• **Objective**: Quote the data below in full, minus the images.

[START OF Rows]

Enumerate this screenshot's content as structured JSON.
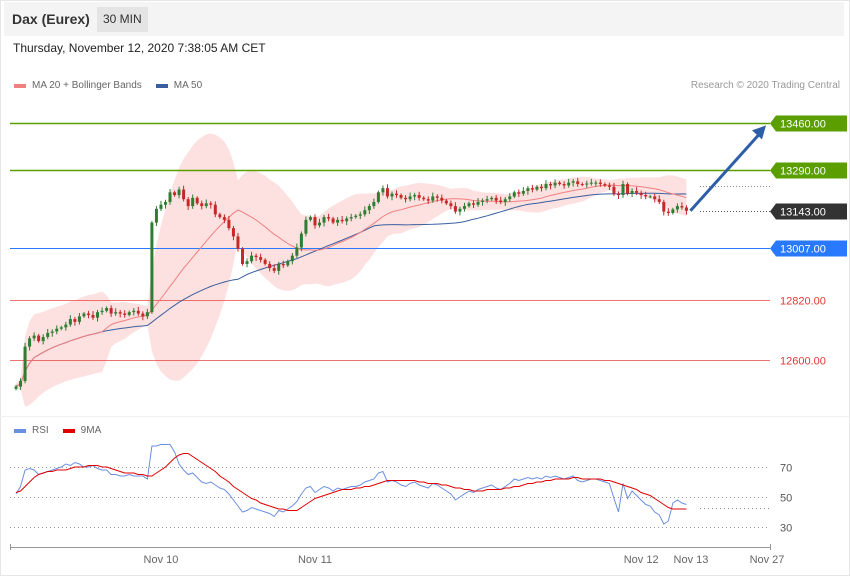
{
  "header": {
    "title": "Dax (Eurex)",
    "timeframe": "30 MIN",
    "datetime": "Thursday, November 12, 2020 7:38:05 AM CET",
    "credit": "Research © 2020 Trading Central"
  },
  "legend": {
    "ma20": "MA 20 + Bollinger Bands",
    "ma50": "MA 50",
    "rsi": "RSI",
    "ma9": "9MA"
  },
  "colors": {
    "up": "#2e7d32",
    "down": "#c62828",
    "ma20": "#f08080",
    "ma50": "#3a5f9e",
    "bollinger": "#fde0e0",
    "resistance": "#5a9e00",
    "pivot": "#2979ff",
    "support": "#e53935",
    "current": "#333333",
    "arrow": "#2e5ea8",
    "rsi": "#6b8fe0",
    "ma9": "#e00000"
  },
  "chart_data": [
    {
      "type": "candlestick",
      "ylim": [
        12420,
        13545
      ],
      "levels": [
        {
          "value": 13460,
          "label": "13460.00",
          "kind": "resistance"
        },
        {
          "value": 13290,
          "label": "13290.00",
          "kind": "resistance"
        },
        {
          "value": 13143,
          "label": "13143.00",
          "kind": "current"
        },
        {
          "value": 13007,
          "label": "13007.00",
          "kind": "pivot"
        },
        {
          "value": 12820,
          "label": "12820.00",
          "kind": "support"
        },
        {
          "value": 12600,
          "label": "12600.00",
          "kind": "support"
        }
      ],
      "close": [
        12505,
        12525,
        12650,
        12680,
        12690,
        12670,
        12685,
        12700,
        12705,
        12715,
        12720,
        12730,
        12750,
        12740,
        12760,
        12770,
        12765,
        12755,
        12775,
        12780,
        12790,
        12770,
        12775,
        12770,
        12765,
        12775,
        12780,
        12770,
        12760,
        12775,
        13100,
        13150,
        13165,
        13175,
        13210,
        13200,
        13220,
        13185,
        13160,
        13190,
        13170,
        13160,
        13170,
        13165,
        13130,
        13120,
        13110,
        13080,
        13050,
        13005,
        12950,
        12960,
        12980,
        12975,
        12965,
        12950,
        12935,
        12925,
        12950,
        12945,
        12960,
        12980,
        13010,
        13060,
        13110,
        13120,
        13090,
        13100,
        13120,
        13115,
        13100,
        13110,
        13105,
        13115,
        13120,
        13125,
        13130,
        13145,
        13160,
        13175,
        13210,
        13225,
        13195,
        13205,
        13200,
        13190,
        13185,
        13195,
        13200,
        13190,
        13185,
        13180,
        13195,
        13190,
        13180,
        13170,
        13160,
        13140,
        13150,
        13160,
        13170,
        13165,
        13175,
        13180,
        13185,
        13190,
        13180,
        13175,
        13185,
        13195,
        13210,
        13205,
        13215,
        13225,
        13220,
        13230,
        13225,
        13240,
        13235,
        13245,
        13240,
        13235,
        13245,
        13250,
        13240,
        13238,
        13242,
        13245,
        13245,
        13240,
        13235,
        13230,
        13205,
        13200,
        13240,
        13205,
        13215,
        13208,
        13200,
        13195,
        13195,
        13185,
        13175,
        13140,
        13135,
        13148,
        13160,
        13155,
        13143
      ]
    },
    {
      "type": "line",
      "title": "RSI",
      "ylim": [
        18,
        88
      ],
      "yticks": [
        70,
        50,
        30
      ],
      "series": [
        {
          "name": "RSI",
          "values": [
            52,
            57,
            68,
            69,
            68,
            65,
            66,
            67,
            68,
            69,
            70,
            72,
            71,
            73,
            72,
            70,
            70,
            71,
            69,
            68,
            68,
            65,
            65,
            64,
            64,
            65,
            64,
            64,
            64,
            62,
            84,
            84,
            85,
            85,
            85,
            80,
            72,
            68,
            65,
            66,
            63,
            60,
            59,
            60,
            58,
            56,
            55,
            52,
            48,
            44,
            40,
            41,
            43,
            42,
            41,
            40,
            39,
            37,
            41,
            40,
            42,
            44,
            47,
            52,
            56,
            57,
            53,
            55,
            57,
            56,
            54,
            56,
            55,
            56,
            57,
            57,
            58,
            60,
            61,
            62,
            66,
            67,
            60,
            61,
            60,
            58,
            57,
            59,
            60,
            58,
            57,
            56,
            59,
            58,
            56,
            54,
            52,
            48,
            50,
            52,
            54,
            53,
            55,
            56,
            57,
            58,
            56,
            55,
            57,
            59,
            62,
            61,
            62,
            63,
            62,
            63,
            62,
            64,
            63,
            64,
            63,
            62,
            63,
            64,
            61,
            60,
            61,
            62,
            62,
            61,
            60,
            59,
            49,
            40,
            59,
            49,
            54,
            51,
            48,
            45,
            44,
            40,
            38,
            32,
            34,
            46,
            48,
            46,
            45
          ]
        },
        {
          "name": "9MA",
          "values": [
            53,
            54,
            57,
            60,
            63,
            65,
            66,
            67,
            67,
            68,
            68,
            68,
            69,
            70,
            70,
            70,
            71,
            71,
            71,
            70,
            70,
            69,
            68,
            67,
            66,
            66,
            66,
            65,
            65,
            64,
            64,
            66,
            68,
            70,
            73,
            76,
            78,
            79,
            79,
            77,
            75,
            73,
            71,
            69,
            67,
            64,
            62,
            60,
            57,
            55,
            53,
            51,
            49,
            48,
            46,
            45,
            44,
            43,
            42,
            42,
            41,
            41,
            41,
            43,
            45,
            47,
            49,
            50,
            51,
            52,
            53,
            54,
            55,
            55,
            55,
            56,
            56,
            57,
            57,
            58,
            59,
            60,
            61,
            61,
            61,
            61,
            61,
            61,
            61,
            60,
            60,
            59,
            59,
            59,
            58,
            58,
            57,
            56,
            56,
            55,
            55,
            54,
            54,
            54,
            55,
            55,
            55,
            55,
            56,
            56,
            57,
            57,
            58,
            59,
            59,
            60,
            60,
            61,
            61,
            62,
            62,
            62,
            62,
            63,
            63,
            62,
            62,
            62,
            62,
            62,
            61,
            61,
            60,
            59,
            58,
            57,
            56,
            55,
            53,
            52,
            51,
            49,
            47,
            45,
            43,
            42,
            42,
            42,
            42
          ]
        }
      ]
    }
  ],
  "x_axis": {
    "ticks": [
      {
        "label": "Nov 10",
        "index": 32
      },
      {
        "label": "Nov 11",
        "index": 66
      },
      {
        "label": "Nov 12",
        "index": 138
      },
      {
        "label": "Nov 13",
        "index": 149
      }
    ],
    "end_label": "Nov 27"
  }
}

[END OF Rows]

• **Solution to the problem**:
Enumerate this screenshot's content as structured JSON.
{
  "header": {
    "title": "Dax (Eurex)",
    "timeframe": "30 MIN",
    "datetime": "Thursday, November 12, 2020 7:38:05 AM CET",
    "credit": "Research © 2020 Trading Central"
  },
  "legend": {
    "ma20": "MA 20 + Bollinger Bands",
    "ma50": "MA 50",
    "rsi": "RSI",
    "ma9": "9MA"
  },
  "colors": {
    "up": "#2e7d32",
    "down": "#c62828",
    "ma20": "#f08080",
    "ma50": "#3a5f9e",
    "bollinger": "#fde0e0",
    "resistance": "#5a9e00",
    "pivot": "#2979ff",
    "support": "#e53935",
    "current": "#333333",
    "arrow": "#2e5ea8",
    "rsi": "#6b8fe0",
    "ma9": "#e00000"
  },
  "chart_data": [
    {
      "type": "candlestick",
      "ylim": [
        12420,
        13545
      ],
      "levels": [
        {
          "value": 13460,
          "label": "13460.00",
          "kind": "resistance"
        },
        {
          "value": 13290,
          "label": "13290.00",
          "kind": "resistance"
        },
        {
          "value": 13143,
          "label": "13143.00",
          "kind": "current"
        },
        {
          "value": 13007,
          "label": "13007.00",
          "kind": "pivot"
        },
        {
          "value": 12820,
          "label": "12820.00",
          "kind": "support"
        },
        {
          "value": 12600,
          "label": "12600.00",
          "kind": "support"
        }
      ],
      "close": [
        12505,
        12525,
        12650,
        12680,
        12690,
        12670,
        12685,
        12700,
        12705,
        12715,
        12720,
        12730,
        12750,
        12740,
        12760,
        12770,
        12765,
        12755,
        12775,
        12780,
        12790,
        12770,
        12775,
        12770,
        12765,
        12775,
        12780,
        12770,
        12760,
        12775,
        13100,
        13150,
        13165,
        13175,
        13210,
        13200,
        13220,
        13185,
        13160,
        13190,
        13170,
        13160,
        13170,
        13165,
        13130,
        13120,
        13110,
        13080,
        13050,
        13005,
        12950,
        12960,
        12980,
        12975,
        12965,
        12950,
        12935,
        12925,
        12950,
        12945,
        12960,
        12980,
        13010,
        13060,
        13110,
        13120,
        13090,
        13100,
        13120,
        13115,
        13100,
        13110,
        13105,
        13115,
        13120,
        13125,
        13130,
        13145,
        13160,
        13175,
        13210,
        13225,
        13195,
        13205,
        13200,
        13190,
        13185,
        13195,
        13200,
        13190,
        13185,
        13180,
        13195,
        13190,
        13180,
        13170,
        13160,
        13140,
        13150,
        13160,
        13170,
        13165,
        13175,
        13180,
        13185,
        13190,
        13180,
        13175,
        13185,
        13195,
        13210,
        13205,
        13215,
        13225,
        13220,
        13230,
        13225,
        13240,
        13235,
        13245,
        13240,
        13235,
        13245,
        13250,
        13240,
        13238,
        13242,
        13245,
        13245,
        13240,
        13235,
        13230,
        13205,
        13200,
        13240,
        13205,
        13215,
        13208,
        13200,
        13195,
        13195,
        13185,
        13175,
        13140,
        13135,
        13148,
        13160,
        13155,
        13143
      ]
    },
    {
      "type": "line",
      "title": "RSI",
      "ylim": [
        18,
        88
      ],
      "yticks": [
        70,
        50,
        30
      ],
      "series": [
        {
          "name": "RSI",
          "values": [
            52,
            57,
            68,
            69,
            68,
            65,
            66,
            67,
            68,
            69,
            70,
            72,
            71,
            73,
            72,
            70,
            70,
            71,
            69,
            68,
            68,
            65,
            65,
            64,
            64,
            65,
            64,
            64,
            64,
            62,
            84,
            84,
            85,
            85,
            85,
            80,
            72,
            68,
            65,
            66,
            63,
            60,
            59,
            60,
            58,
            56,
            55,
            52,
            48,
            44,
            40,
            41,
            43,
            42,
            41,
            40,
            39,
            37,
            41,
            40,
            42,
            44,
            47,
            52,
            56,
            57,
            53,
            55,
            57,
            56,
            54,
            56,
            55,
            56,
            57,
            57,
            58,
            60,
            61,
            62,
            66,
            67,
            60,
            61,
            60,
            58,
            57,
            59,
            60,
            58,
            57,
            56,
            59,
            58,
            56,
            54,
            52,
            48,
            50,
            52,
            54,
            53,
            55,
            56,
            57,
            58,
            56,
            55,
            57,
            59,
            62,
            61,
            62,
            63,
            62,
            63,
            62,
            64,
            63,
            64,
            63,
            62,
            63,
            64,
            61,
            60,
            61,
            62,
            62,
            61,
            60,
            59,
            49,
            40,
            59,
            49,
            54,
            51,
            48,
            45,
            44,
            40,
            38,
            32,
            34,
            46,
            48,
            46,
            45
          ]
        },
        {
          "name": "9MA",
          "values": [
            53,
            54,
            57,
            60,
            63,
            65,
            66,
            67,
            67,
            68,
            68,
            68,
            69,
            70,
            70,
            70,
            71,
            71,
            71,
            70,
            70,
            69,
            68,
            67,
            66,
            66,
            66,
            65,
            65,
            64,
            64,
            66,
            68,
            70,
            73,
            76,
            78,
            79,
            79,
            77,
            75,
            73,
            71,
            69,
            67,
            64,
            62,
            60,
            57,
            55,
            53,
            51,
            49,
            48,
            46,
            45,
            44,
            43,
            42,
            42,
            41,
            41,
            41,
            43,
            45,
            47,
            49,
            50,
            51,
            52,
            53,
            54,
            55,
            55,
            55,
            56,
            56,
            57,
            57,
            58,
            59,
            60,
            61,
            61,
            61,
            61,
            61,
            61,
            61,
            60,
            60,
            59,
            59,
            59,
            58,
            58,
            57,
            56,
            56,
            55,
            55,
            54,
            54,
            54,
            55,
            55,
            55,
            55,
            56,
            56,
            57,
            57,
            58,
            59,
            59,
            60,
            60,
            61,
            61,
            62,
            62,
            62,
            62,
            63,
            63,
            62,
            62,
            62,
            62,
            62,
            61,
            61,
            60,
            59,
            58,
            57,
            56,
            55,
            53,
            52,
            51,
            49,
            47,
            45,
            43,
            42,
            42,
            42,
            42
          ]
        }
      ]
    }
  ],
  "x_axis": {
    "ticks": [
      {
        "label": "Nov 10",
        "index": 32
      },
      {
        "label": "Nov 11",
        "index": 66
      },
      {
        "label": "Nov 12",
        "index": 138
      },
      {
        "label": "Nov 13",
        "index": 149
      }
    ],
    "end_label": "Nov 27"
  }
}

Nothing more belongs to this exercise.